== PROMPT 1 ==
Would you print the passage of the Kyoto Protocol CDM text from "33.       A Party" up to and including "at that time.", word for word?
== PROMPT 2 ==
What comes next in the Kyoto Protocol CDM text? Continue it from the point where it stops.

== SOURCE ==
● ● ● ●

33.       A Party that authorizes private and/or public entities to participate in Article 12 project activities shall remain responsible for the fulfilment of its obligations under the Kyoto Protocol and shall ensure that such participation is consistent with this annex. Private and/or public entities may only transfer and acquire CERs if the authorizing Party is eligible to do so at that time.

34.       The secretariat shall maintain publicly accessible lists of:

(a)              Parties not included in Annex I which are Parties to the Kyoto Protocol;

(b)              Parties included in Annex I that do not meet the requirements in paragraph 31 or have been suspended.

G. Validation and registration

35.       Validation is the process of independent evaluation of a project activity by a designated operational entity against the requirements of the CDM as set out in decision -/CP.7 (Article 12) and this annex, on the basis of the project design document, as outlined in Appendix B below.

36.       Registration is the formal acceptance by the executive board of a validated project as a CDM project activity. Registration is the prerequisite for the verification, certification and issuance of CERs related to that project activity.

● ● ● ●

== RECORDED INFORMATION ==
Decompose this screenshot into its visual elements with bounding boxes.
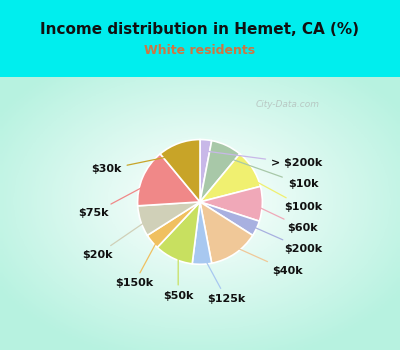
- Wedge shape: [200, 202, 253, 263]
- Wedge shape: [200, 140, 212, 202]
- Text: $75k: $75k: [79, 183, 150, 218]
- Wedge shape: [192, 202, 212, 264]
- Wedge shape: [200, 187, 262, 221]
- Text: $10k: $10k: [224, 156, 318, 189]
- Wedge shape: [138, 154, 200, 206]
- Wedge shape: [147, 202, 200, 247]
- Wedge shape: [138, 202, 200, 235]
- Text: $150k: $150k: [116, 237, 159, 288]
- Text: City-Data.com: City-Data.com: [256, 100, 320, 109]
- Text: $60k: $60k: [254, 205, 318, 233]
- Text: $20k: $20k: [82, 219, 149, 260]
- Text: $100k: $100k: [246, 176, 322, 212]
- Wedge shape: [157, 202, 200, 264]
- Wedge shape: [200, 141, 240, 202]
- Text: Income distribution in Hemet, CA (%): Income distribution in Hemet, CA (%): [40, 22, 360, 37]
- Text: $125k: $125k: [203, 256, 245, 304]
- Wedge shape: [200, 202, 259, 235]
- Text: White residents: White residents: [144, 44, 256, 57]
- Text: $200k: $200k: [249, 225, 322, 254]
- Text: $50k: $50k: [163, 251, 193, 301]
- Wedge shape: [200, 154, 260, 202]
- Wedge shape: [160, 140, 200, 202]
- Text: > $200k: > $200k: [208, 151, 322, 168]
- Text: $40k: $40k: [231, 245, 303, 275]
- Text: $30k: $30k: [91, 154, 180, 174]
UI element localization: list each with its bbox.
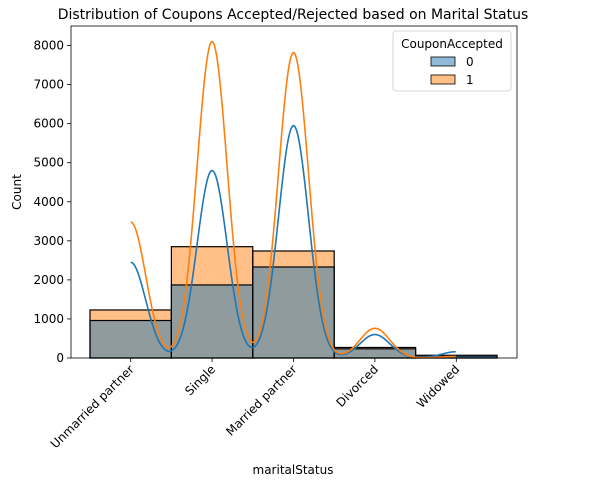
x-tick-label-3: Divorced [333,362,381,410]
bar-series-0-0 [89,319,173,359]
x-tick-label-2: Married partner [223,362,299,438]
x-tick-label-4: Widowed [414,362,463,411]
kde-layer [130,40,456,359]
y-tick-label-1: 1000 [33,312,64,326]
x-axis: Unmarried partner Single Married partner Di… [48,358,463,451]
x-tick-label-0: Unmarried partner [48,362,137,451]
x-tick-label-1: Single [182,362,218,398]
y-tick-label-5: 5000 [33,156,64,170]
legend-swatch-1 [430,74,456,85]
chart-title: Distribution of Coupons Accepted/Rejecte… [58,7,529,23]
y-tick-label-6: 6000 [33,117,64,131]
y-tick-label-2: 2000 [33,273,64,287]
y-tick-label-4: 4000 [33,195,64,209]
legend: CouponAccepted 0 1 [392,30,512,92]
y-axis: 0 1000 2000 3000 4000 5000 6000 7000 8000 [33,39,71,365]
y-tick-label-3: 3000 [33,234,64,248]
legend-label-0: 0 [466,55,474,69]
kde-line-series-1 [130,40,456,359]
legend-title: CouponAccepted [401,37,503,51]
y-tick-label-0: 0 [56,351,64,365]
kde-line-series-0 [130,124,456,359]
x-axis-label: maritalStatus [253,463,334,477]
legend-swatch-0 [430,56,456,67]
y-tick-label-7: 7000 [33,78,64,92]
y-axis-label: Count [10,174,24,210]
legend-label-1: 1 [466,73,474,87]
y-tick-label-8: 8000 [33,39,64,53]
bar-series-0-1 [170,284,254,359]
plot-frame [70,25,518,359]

● ● ● ●

== FINAL RESULT 1 ==
33.       A Party that authorizes private and/or public entities to participate in Article 12 project activities shall remain responsible for the fulfilment of its obligations under the Kyoto Protocol and shall ensure that such participation is consistent with this annex. Private and/or public entities may only transfer and acquire CERs if the authorizing Party is eligible to do so at that time.

== FINAL RESULT 2 ==
37.       The designated operational entity selected by project participants to validate a project activity, being under a contractual arrangement with them, shall review the project design document and any supporting documentation to confirm that the following requirements have been met:

(a) The participation requirements as set out in paragraphs 28 to 30 above are satisfied;

(b)              Comments by local stakeholders have been invited, a summary of the comments received has been provided, and a report to the designated operational entity on how due account was taken of any comments has been received;

(c)              Project participants have submitted to the designated operational entity documentation on the analysis of the environmental impacts of the project activity, including transboundary impacts and, if those impacts are considered significant by the project participants or the host Party, have undertaken an environmental impact assessment in accordance with procedures as required by the host Party;

(d)              The project activity is expected to result in a reduction in anthropogenic emissions by sources of greenhouse gases that are additional to any that would occur in the absence of the proposed project activity, in accordance with paragraphs 43 to 52 below;

(e)              The baseline and monitoring methodologies comply with requirements pertaining

to:

(i)   Methodologies previously approved by the executive board; or

(ii)  Modalities and procedures for establishing a new methodology, as set out in paragraph 38 below;

(f)               Provisions for monitoring, verification and reporting are in accordance with decision -/CP.7 (Article 12) and the present annex;

(g)              The project activity conforms to all other requirements for CDM project activities in decision -/CP.7 (Article 12) and the present annex, and relevant decisions by the COP/MOP and by the executive board.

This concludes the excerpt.